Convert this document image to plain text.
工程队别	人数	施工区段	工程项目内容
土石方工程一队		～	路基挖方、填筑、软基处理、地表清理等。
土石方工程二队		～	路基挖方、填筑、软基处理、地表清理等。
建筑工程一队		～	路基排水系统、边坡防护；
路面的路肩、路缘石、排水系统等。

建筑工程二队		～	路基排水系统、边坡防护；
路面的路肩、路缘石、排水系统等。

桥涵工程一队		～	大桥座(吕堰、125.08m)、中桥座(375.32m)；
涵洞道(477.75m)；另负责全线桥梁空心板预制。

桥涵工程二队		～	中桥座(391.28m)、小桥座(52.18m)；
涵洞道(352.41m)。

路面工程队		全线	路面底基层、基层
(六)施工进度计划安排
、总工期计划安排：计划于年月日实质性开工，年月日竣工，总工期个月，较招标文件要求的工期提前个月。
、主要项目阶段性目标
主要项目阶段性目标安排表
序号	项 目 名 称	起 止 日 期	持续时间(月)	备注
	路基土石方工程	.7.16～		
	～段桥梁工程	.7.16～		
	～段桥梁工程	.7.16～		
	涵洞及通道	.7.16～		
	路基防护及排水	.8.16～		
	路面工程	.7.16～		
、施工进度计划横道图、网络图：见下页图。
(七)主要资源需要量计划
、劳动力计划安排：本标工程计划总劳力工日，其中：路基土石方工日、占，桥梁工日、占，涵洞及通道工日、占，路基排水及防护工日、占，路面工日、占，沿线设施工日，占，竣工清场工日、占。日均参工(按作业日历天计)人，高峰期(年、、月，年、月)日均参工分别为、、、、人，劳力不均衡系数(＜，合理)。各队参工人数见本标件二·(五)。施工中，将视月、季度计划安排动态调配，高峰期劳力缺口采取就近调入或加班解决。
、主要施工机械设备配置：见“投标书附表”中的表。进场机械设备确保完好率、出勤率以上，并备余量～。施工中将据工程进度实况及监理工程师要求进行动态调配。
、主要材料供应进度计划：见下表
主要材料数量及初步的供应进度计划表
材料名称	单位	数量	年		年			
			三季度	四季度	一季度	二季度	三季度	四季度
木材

☆ ☆ ☆ ☆ ☆

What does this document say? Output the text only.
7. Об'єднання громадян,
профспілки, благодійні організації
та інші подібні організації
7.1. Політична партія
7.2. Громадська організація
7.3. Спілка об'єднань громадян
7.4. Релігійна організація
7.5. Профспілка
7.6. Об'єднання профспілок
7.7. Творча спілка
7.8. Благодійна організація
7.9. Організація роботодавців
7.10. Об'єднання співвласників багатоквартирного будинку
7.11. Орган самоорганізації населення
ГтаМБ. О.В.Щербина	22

☆ ☆ ☆ ☆ ☆

# [Exercise objective]
Look through the material above. Copy each line where the word "软基处理" appears.

# [Output below]
土石方工程一队		～	路基挖方、填筑、软基处理、地表清理等。
土石方工程二队		～	路基挖方、填筑、软基处理、地表清理等。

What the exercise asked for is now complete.